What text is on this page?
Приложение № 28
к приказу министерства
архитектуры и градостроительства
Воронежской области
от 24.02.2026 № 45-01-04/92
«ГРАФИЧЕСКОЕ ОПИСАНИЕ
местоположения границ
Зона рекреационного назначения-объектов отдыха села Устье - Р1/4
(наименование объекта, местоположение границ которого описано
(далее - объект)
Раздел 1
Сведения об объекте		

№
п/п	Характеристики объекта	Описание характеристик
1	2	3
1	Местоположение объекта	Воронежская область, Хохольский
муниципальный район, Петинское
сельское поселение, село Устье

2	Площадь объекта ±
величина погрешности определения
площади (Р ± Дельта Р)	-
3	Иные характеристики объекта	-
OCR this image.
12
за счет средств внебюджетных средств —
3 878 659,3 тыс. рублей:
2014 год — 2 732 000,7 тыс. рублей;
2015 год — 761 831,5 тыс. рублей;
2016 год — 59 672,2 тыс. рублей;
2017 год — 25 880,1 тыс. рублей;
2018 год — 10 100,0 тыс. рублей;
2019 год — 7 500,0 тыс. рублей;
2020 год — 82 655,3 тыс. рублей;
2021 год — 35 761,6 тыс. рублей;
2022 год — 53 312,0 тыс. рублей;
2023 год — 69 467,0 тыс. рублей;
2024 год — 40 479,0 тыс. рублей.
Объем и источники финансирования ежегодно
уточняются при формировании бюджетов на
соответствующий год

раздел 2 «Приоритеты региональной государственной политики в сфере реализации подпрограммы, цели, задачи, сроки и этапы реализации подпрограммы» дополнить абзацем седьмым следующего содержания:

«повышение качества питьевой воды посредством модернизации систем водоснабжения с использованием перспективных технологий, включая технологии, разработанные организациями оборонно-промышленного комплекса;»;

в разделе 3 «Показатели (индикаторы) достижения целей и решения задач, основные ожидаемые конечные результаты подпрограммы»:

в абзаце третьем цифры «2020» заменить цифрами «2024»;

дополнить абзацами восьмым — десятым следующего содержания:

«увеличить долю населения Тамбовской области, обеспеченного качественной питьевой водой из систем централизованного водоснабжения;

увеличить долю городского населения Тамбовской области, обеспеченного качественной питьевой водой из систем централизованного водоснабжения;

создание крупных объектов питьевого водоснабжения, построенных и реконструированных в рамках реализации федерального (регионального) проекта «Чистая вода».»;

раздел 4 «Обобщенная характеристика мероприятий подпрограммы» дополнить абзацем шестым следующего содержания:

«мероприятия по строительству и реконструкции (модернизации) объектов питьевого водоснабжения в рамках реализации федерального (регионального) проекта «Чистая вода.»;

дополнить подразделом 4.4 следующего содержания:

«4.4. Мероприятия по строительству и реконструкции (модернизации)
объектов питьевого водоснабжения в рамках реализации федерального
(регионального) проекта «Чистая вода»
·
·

What is needed: Write out all records exactly, keeping every detail.

Exercise response:
What text is on this page?
Приложение № 28
к приказу министерства
архитектуры и градостроительства
Воронежской области
от 24.02.2026 № 45-01-04/92
«ГРАФИЧЕСКОЕ ОПИСАНИЕ
местоположения границ
Зона рекреационного назначения-объектов отдыха села Устье - Р1/4
(наименование объекта, местоположение границ которого описано
(далее - объект)
Раздел 1
Сведения об объекте		

№
п/п	Характеристики объекта	Описание характеристик
1	2	3
1	Местоположение объекта	Воронежская область, Хохольский
муниципальный район, Петинское
сельское поселение, село Устье

2	Площадь объекта ±
величина погрешности определения
площади (Р ± Дельта Р)	-
3	Иные характеристики объекта	-
OCR this image.
12
за счет средств внебюджетных средств —
3 878 659,3 тыс. рублей:
2014 год — 2 732 000,7 тыс. рублей;
2015 год — 761 831,5 тыс. рублей;
2016 год — 59 672,2 тыс. рублей;
2017 год — 25 880,1 тыс. рублей;
2018 год — 10 100,0 тыс. рублей;
2019 год — 7 500,0 тыс. рублей;
2020 год — 82 655,3 тыс. рублей;
2021 год — 35 761,6 тыс. рублей;
2022 год — 53 312,0 тыс. рублей;
2023 год — 69 467,0 тыс. рублей;
2024 год — 40 479,0 тыс. рублей.
Объем и источники финансирования ежегодно
уточняются при формировании бюджетов на
соответствующий год

раздел 2 «Приоритеты региональной государственной политики в сфере реализации подпрограммы, цели, задачи, сроки и этапы реализации подпрограммы» дополнить абзацем седьмым следующего содержания:

«повышение качества питьевой воды посредством модернизации систем водоснабжения с использованием перспективных технологий, включая технологии, разработанные организациями оборонно-промышленного комплекса;»;

в разделе 3 «Показатели (индикаторы) достижения целей и решения задач, основные ожидаемые конечные результаты подпрограммы»:

в абзаце третьем цифры «2020» заменить цифрами «2024»;

дополнить абзацами восьмым — десятым следующего содержания:

«увеличить долю населения Тамбовской области, обеспеченного качественной питьевой водой из систем централизованного водоснабжения;

увеличить долю городского населения Тамбовской области, обеспеченного качественной питьевой водой из систем централизованного водоснабжения;

создание крупных объектов питьевого водоснабжения, построенных и реконструированных в рамках реализации федерального (регионального) проекта «Чистая вода».»;

раздел 4 «Обобщенная характеристика мероприятий подпрограммы» дополнить абзацем шестым следующего содержания:

«мероприятия по строительству и реконструкции (модернизации) объектов питьевого водоснабжения в рамках реализации федерального (регионального) проекта «Чистая вода.»;

дополнить подразделом 4.4 следующего содержания:

«4.4. Мероприятия по строительству и реконструкции (модернизации)
объектов питьевого водоснабжения в рамках реализации федерального
(регионального) проекта «Чистая вода»
·
·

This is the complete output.